Every line of the material is to be quoted verbatim, minus the pictures.

- - -

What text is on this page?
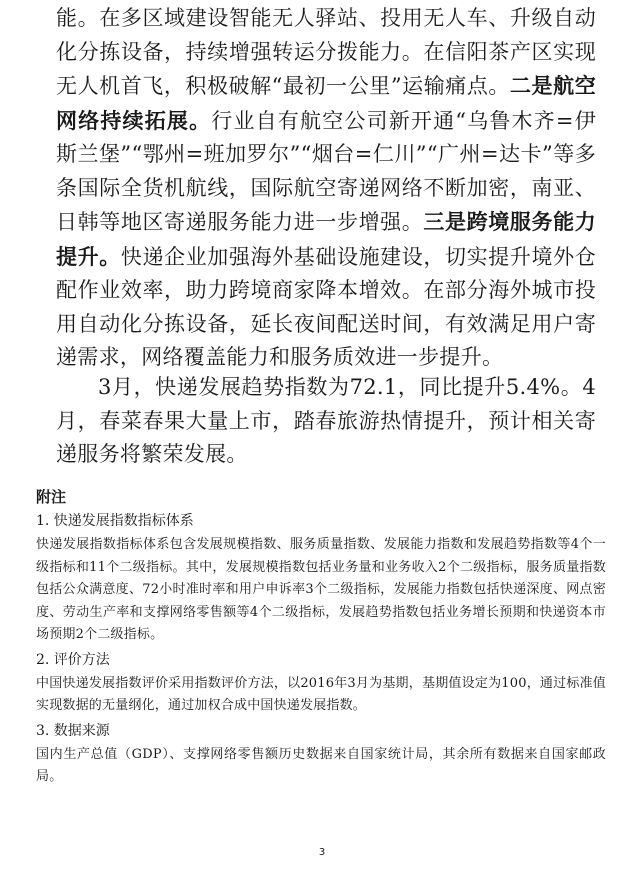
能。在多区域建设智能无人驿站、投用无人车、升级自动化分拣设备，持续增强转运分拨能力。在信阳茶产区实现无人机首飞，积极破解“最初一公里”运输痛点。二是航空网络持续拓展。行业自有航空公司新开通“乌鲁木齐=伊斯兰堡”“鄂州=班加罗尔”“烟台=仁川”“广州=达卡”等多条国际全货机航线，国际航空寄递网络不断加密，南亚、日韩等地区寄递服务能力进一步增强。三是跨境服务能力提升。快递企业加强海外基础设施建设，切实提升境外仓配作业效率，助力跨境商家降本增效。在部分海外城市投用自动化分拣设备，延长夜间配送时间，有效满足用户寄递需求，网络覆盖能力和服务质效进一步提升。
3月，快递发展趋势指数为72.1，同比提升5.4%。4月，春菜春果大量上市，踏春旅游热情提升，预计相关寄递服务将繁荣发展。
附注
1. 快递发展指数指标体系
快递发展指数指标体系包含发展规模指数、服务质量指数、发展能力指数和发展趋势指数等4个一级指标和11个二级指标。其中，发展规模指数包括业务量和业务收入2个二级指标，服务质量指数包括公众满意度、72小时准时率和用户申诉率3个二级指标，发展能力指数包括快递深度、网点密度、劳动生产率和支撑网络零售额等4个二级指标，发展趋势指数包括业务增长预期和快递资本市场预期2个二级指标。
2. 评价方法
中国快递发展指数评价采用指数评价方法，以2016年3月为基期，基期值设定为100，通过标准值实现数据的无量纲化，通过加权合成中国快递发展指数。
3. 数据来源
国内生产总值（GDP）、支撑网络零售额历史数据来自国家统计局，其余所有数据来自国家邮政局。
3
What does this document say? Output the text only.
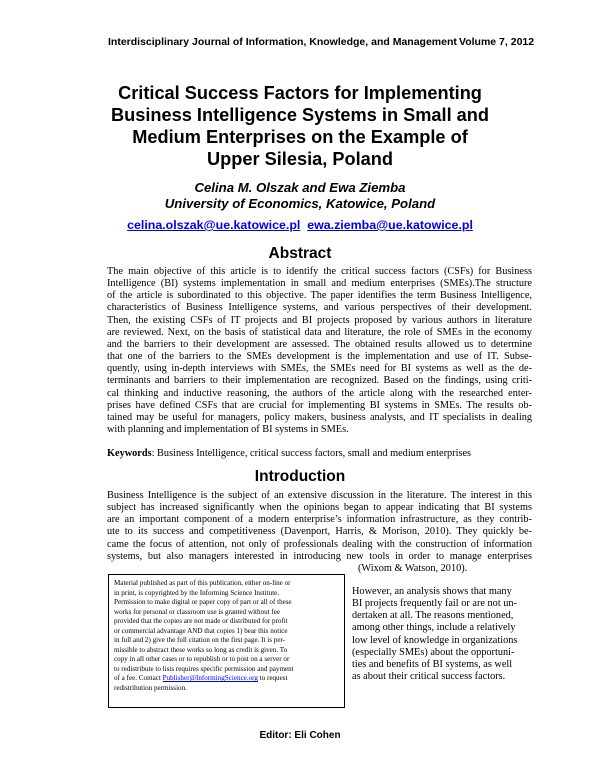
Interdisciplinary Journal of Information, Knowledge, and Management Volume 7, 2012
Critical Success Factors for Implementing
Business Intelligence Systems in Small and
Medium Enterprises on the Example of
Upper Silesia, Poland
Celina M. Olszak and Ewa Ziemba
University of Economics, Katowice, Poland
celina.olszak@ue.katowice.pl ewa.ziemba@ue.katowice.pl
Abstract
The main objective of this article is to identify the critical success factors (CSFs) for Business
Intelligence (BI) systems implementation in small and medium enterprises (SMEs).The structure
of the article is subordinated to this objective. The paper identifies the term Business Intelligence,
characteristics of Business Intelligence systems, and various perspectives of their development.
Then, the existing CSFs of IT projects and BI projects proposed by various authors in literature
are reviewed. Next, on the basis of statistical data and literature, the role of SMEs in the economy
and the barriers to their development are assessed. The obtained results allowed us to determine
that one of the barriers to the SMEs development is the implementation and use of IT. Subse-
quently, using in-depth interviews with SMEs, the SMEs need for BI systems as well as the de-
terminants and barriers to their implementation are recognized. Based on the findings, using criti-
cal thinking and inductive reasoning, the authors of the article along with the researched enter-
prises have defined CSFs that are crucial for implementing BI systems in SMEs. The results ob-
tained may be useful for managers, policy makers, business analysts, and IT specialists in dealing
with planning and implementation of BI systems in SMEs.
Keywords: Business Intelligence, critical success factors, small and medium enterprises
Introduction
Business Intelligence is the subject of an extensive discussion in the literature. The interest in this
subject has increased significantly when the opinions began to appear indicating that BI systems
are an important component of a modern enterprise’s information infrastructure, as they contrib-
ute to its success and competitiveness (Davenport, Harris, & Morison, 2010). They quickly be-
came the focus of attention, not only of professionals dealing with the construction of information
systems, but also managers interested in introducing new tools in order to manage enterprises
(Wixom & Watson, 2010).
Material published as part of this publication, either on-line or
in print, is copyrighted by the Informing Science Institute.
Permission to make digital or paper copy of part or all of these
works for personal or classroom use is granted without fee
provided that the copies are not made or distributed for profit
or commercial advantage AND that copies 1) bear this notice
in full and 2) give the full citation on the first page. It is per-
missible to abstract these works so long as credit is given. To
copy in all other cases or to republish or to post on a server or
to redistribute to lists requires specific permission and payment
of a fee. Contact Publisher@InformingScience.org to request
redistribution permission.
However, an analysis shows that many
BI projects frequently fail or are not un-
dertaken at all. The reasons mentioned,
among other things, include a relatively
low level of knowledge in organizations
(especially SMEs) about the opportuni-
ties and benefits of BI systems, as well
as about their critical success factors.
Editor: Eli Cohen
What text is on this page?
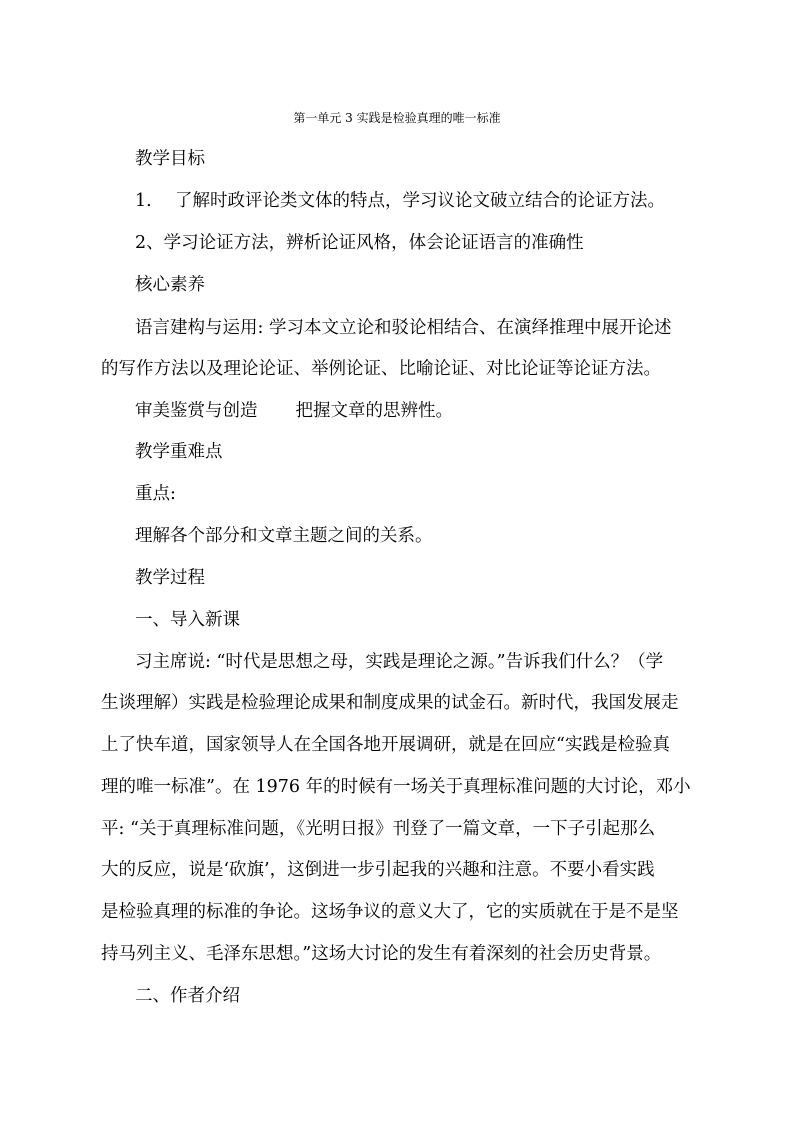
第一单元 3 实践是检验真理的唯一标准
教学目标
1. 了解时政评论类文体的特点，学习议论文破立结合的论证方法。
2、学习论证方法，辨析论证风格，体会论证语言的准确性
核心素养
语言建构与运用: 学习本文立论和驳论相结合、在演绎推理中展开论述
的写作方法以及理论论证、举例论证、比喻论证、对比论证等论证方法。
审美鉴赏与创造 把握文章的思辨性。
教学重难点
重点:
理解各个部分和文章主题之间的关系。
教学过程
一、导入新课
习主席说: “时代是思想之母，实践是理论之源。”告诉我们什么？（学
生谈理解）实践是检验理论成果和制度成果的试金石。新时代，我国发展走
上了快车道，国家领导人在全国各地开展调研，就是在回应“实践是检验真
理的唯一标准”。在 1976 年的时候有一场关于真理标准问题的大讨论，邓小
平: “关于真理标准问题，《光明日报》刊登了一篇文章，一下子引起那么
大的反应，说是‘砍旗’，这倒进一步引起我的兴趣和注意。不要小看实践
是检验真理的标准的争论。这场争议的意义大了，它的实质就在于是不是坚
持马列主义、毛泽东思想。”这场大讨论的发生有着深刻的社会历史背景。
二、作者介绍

- - -

Written solution.
What text is on this page?
能。在多区域建设智能无人驿站、投用无人车、升级自动化分拣设备，持续增强转运分拨能力。在信阳茶产区实现无人机首飞，积极破解“最初一公里”运输痛点。二是航空网络持续拓展。行业自有航空公司新开通“乌鲁木齐=伊斯兰堡”“鄂州=班加罗尔”“烟台=仁川”“广州=达卡”等多条国际全货机航线，国际航空寄递网络不断加密，南亚、日韩等地区寄递服务能力进一步增强。三是跨境服务能力提升。快递企业加强海外基础设施建设，切实提升境外仓配作业效率，助力跨境商家降本增效。在部分海外城市投用自动化分拣设备，延长夜间配送时间，有效满足用户寄递需求，网络覆盖能力和服务质效进一步提升。
3月，快递发展趋势指数为72.1，同比提升5.4%。4月，春菜春果大量上市，踏春旅游热情提升，预计相关寄递服务将繁荣发展。
附注
1. 快递发展指数指标体系
快递发展指数指标体系包含发展规模指数、服务质量指数、发展能力指数和发展趋势指数等4个一级指标和11个二级指标。其中，发展规模指数包括业务量和业务收入2个二级指标，服务质量指数包括公众满意度、72小时准时率和用户申诉率3个二级指标，发展能力指数包括快递深度、网点密度、劳动生产率和支撑网络零售额等4个二级指标，发展趋势指数包括业务增长预期和快递资本市场预期2个二级指标。
2. 评价方法
中国快递发展指数评价采用指数评价方法，以2016年3月为基期，基期值设定为100，通过标准值实现数据的无量纲化，通过加权合成中国快递发展指数。
3. 数据来源
国内生产总值（GDP）、支撑网络零售额历史数据来自国家统计局，其余所有数据来自国家邮政局。
3
What does this document say? Output the text only.
Interdisciplinary Journal of Information, Knowledge, and Management Volume 7, 2012
Critical Success Factors for Implementing
Business Intelligence Systems in Small and
Medium Enterprises on the Example of
Upper Silesia, Poland
Celina M. Olszak and Ewa Ziemba
University of Economics, Katowice, Poland
celina.olszak@ue.katowice.pl ewa.ziemba@ue.katowice.pl
Abstract
The main objective of this article is to identify the critical success factors (CSFs) for Business
Intelligence (BI) systems implementation in small and medium enterprises (SMEs).The structure
of the article is subordinated to this objective. The paper identifies the term Business Intelligence,
characteristics of Business Intelligence systems, and various perspectives of their development.
Then, the existing CSFs of IT projects and BI projects proposed by various authors in literature
are reviewed. Next, on the basis of statistical data and literature, the role of SMEs in the economy
and the barriers to their development are assessed. The obtained results allowed us to determine
that one of the barriers to the SMEs development is the implementation and use of IT. Subse-
quently, using in-depth interviews with SMEs, the SMEs need for BI systems as well as the de-
terminants and barriers to their implementation are recognized. Based on the findings, using criti-
cal thinking and inductive reasoning, the authors of the article along with the researched enter-
prises have defined CSFs that are crucial for implementing BI systems in SMEs. The results ob-
tained may be useful for managers, policy makers, business analysts, and IT specialists in dealing
with planning and implementation of BI systems in SMEs.
Keywords: Business Intelligence, critical success factors, small and medium enterprises
Introduction
Business Intelligence is the subject of an extensive discussion in the literature. The interest in this
subject has increased significantly when the opinions began to appear indicating that BI systems
are an important component of a modern enterprise’s information infrastructure, as they contrib-
ute to its success and competitiveness (Davenport, Harris, & Morison, 2010). They quickly be-
came the focus of attention, not only of professionals dealing with the construction of information
systems, but also managers interested in introducing new tools in order to manage enterprises
(Wixom & Watson, 2010).
Material published as part of this publication, either on-line or
in print, is copyrighted by the Informing Science Institute.
Permission to make digital or paper copy of part or all of these
works for personal or classroom use is granted without fee
provided that the copies are not made or distributed for profit
or commercial advantage AND that copies 1) bear this notice
in full and 2) give the full citation on the first page. It is per-
missible to abstract these works so long as credit is given. To
copy in all other cases or to republish or to post on a server or
to redistribute to lists requires specific permission and payment
of a fee. Contact Publisher@InformingScience.org to request
redistribution permission.
However, an analysis shows that many
BI projects frequently fail or are not un-
dertaken at all. The reasons mentioned,
among other things, include a relatively
low level of knowledge in organizations
(especially SMEs) about the opportuni-
ties and benefits of BI systems, as well
as about their critical success factors.
Editor: Eli Cohen
What text is on this page?
第一单元 3 实践是检验真理的唯一标准
教学目标
1. 了解时政评论类文体的特点，学习议论文破立结合的论证方法。
2、学习论证方法，辨析论证风格，体会论证语言的准确性
核心素养
语言建构与运用: 学习本文立论和驳论相结合、在演绎推理中展开论述
的写作方法以及理论论证、举例论证、比喻论证、对比论证等论证方法。
审美鉴赏与创造 把握文章的思辨性。
教学重难点
重点:
理解各个部分和文章主题之间的关系。
教学过程
一、导入新课
习主席说: “时代是思想之母，实践是理论之源。”告诉我们什么？（学
生谈理解）实践是检验理论成果和制度成果的试金石。新时代，我国发展走
上了快车道，国家领导人在全国各地开展调研，就是在回应“实践是检验真
理的唯一标准”。在 1976 年的时候有一场关于真理标准问题的大讨论，邓小
平: “关于真理标准问题，《光明日报》刊登了一篇文章，一下子引起那么
大的反应，说是‘砍旗’，这倒进一步引起我的兴趣和注意。不要小看实践
是检验真理的标准的争论。这场争议的意义大了，它的实质就在于是不是坚
持马列主义、毛泽东思想。”这场大讨论的发生有着深刻的社会历史背景。
二、作者介绍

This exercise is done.